-- BEGIN Dataset entries --

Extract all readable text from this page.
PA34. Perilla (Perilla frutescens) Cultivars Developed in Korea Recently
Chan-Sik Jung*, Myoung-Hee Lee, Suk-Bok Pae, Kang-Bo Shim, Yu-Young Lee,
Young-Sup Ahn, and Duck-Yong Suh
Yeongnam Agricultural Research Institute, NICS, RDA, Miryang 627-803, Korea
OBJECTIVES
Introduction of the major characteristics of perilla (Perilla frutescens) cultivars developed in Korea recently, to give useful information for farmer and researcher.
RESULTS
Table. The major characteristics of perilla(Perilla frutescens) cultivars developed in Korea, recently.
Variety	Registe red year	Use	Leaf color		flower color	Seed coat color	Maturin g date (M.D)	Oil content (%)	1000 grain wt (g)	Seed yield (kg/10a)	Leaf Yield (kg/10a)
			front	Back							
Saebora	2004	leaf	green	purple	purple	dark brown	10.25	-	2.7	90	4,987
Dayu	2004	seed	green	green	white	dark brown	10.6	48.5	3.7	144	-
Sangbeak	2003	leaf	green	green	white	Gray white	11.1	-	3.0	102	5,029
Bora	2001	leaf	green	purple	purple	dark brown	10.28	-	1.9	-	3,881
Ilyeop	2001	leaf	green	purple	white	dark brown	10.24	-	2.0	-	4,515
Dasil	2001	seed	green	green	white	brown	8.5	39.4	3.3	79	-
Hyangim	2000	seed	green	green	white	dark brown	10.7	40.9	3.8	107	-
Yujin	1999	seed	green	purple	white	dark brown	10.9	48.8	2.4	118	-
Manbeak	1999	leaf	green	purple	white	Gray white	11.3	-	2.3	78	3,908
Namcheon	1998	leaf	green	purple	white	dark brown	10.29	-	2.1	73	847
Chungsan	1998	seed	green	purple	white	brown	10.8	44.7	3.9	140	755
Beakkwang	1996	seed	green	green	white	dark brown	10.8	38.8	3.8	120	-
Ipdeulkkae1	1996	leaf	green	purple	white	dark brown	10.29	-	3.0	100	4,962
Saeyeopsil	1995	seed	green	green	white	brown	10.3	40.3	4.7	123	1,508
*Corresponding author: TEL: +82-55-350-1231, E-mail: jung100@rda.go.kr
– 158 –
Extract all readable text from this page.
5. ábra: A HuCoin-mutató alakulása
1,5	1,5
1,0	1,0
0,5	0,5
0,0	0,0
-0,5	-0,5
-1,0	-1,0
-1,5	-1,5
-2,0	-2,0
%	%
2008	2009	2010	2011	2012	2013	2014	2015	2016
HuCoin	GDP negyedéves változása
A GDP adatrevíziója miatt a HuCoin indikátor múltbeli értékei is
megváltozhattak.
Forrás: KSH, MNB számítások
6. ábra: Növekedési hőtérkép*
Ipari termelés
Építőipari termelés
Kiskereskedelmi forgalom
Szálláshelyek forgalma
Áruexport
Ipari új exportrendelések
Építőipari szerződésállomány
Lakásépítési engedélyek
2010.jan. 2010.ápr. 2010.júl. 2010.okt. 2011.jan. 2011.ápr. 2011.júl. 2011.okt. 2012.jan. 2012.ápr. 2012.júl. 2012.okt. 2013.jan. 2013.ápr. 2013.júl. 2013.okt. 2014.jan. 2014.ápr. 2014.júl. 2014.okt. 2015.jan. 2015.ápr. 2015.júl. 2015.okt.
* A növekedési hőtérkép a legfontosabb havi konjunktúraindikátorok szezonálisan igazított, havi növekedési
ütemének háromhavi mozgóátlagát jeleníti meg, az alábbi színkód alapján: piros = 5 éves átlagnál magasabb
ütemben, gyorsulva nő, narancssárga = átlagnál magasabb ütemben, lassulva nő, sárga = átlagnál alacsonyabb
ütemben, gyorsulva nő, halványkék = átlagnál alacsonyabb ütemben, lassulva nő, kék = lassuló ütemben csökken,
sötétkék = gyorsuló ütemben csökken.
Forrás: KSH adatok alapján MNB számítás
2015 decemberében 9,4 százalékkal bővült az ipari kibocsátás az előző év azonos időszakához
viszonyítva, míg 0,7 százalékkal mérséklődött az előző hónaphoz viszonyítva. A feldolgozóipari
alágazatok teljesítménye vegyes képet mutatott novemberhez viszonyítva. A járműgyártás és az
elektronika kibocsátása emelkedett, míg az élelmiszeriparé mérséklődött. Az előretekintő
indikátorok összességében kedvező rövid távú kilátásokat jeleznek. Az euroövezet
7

-- END Dataset entries --

Work to complete
Give the complete listing a second time, exactly as it reads.

Solution
Extract all readable text from this page.
PA34. Perilla (Perilla frutescens) Cultivars Developed in Korea Recently
Chan-Sik Jung*, Myoung-Hee Lee, Suk-Bok Pae, Kang-Bo Shim, Yu-Young Lee,
Young-Sup Ahn, and Duck-Yong Suh
Yeongnam Agricultural Research Institute, NICS, RDA, Miryang 627-803, Korea
OBJECTIVES
Introduction of the major characteristics of perilla (Perilla frutescens) cultivars developed in Korea recently, to give useful information for farmer and researcher.
RESULTS
Table. The major characteristics of perilla(Perilla frutescens) cultivars developed in Korea, recently.
Variety	Registe red year	Use	Leaf color		flower color	Seed coat color	Maturin g date (M.D)	Oil content (%)	1000 grain wt (g)	Seed yield (kg/10a)	Leaf Yield (kg/10a)
			front	Back							
Saebora	2004	leaf	green	purple	purple	dark brown	10.25	-	2.7	90	4,987
Dayu	2004	seed	green	green	white	dark brown	10.6	48.5	3.7	144	-
Sangbeak	2003	leaf	green	green	white	Gray white	11.1	-	3.0	102	5,029
Bora	2001	leaf	green	purple	purple	dark brown	10.28	-	1.9	-	3,881
Ilyeop	2001	leaf	green	purple	white	dark brown	10.24	-	2.0	-	4,515
Dasil	2001	seed	green	green	white	brown	8.5	39.4	3.3	79	-
Hyangim	2000	seed	green	green	white	dark brown	10.7	40.9	3.8	107	-
Yujin	1999	seed	green	purple	white	dark brown	10.9	48.8	2.4	118	-
Manbeak	1999	leaf	green	purple	white	Gray white	11.3	-	2.3	78	3,908
Namcheon	1998	leaf	green	purple	white	dark brown	10.29	-	2.1	73	847
Chungsan	1998	seed	green	purple	white	brown	10.8	44.7	3.9	140	755
Beakkwang	1996	seed	green	green	white	dark brown	10.8	38.8	3.8	120	-
Ipdeulkkae1	1996	leaf	green	purple	white	dark brown	10.29	-	3.0	100	4,962
Saeyeopsil	1995	seed	green	green	white	brown	10.3	40.3	4.7	123	1,508
*Corresponding author: TEL: +82-55-350-1231, E-mail: jung100@rda.go.kr
– 158 –
Extract all readable text from this page.
5. ábra: A HuCoin-mutató alakulása
1,5	1,5
1,0	1,0
0,5	0,5
0,0	0,0
-0,5	-0,5
-1,0	-1,0
-1,5	-1,5
-2,0	-2,0
%	%
2008	2009	2010	2011	2012	2013	2014	2015	2016
HuCoin	GDP negyedéves változása
A GDP adatrevíziója miatt a HuCoin indikátor múltbeli értékei is
megváltozhattak.
Forrás: KSH, MNB számítások
6. ábra: Növekedési hőtérkép*
Ipari termelés
Építőipari termelés
Kiskereskedelmi forgalom
Szálláshelyek forgalma
Áruexport
Ipari új exportrendelések
Építőipari szerződésállomány
Lakásépítési engedélyek
2010.jan. 2010.ápr. 2010.júl. 2010.okt. 2011.jan. 2011.ápr. 2011.júl. 2011.okt. 2012.jan. 2012.ápr. 2012.júl. 2012.okt. 2013.jan. 2013.ápr. 2013.júl. 2013.okt. 2014.jan. 2014.ápr. 2014.júl. 2014.okt. 2015.jan. 2015.ápr. 2015.júl. 2015.okt.
* A növekedési hőtérkép a legfontosabb havi konjunktúraindikátorok szezonálisan igazított, havi növekedési
ütemének háromhavi mozgóátlagát jeleníti meg, az alábbi színkód alapján: piros = 5 éves átlagnál magasabb
ütemben, gyorsulva nő, narancssárga = átlagnál magasabb ütemben, lassulva nő, sárga = átlagnál alacsonyabb
ütemben, gyorsulva nő, halványkék = átlagnál alacsonyabb ütemben, lassulva nő, kék = lassuló ütemben csökken,
sötétkék = gyorsuló ütemben csökken.
Forrás: KSH adatok alapján MNB számítás
2015 decemberében 9,4 százalékkal bővült az ipari kibocsátás az előző év azonos időszakához
viszonyítva, míg 0,7 százalékkal mérséklődött az előző hónaphoz viszonyítva. A feldolgozóipari
alágazatok teljesítménye vegyes képet mutatott novemberhez viszonyítva. A járműgyártás és az
elektronika kibocsátása emelkedett, míg az élelmiszeriparé mérséklődött. Az előretekintő
indikátorok összességében kedvező rövid távú kilátásokat jeleznek. Az euroövezet
7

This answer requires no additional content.